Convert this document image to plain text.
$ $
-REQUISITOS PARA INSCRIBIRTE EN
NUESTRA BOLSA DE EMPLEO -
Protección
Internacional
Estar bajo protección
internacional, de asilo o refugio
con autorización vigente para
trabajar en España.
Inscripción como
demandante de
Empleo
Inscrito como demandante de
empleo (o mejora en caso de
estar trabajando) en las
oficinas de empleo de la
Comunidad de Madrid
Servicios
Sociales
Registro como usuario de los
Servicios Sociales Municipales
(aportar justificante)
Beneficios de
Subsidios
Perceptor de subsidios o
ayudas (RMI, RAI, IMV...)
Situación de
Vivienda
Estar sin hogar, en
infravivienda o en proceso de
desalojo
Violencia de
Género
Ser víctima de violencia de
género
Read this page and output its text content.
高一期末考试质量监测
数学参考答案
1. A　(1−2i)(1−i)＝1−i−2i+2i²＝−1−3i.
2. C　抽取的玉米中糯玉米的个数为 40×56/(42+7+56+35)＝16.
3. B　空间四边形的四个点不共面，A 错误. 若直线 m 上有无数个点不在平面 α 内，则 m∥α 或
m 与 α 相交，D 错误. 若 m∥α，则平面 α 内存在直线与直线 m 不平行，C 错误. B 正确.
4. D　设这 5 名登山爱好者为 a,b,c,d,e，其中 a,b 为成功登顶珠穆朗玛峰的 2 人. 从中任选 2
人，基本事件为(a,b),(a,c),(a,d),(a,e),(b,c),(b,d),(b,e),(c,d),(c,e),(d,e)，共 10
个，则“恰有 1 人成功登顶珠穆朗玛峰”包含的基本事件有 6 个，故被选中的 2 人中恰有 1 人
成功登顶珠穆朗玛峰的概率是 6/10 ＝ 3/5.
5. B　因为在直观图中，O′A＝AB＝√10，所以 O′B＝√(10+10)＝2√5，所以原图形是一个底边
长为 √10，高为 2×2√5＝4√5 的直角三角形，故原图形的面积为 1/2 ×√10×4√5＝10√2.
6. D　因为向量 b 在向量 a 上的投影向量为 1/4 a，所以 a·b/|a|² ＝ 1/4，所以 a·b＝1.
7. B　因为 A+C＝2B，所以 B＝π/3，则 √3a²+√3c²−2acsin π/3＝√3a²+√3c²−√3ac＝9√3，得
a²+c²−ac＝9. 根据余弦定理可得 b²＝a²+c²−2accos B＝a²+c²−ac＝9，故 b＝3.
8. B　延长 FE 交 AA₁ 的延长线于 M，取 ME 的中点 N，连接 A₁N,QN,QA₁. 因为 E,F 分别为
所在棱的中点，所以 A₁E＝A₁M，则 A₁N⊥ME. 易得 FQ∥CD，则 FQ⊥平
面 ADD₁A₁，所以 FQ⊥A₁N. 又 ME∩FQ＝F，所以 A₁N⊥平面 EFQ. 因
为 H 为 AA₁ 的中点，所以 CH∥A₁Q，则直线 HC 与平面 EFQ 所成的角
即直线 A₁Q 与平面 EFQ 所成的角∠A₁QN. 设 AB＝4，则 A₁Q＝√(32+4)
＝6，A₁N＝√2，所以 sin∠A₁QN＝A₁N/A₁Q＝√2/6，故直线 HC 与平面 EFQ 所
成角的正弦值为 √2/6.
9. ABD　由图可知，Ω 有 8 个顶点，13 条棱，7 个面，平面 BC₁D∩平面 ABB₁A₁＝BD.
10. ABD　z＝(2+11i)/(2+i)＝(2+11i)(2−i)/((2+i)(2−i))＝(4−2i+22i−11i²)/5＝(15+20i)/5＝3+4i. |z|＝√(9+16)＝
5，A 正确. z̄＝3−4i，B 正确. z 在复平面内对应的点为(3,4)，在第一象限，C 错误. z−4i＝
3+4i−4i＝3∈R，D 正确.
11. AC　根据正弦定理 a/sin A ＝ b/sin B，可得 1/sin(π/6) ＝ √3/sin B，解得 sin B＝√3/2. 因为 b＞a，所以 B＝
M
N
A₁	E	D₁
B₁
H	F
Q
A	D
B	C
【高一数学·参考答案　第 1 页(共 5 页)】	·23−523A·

========================

Do this: Using the listing above, pull out all lines that hold the word "所成的角".

Result of this exercise:
为 H 为 AA₁ 的中点，所以 CH∥A₁Q，则直线 HC 与平面 EFQ 所成的角
即直线 A₁Q 与平面 EFQ 所成的角∠A₁QN. 设 AB＝4，则 A₁Q＝√(32+4)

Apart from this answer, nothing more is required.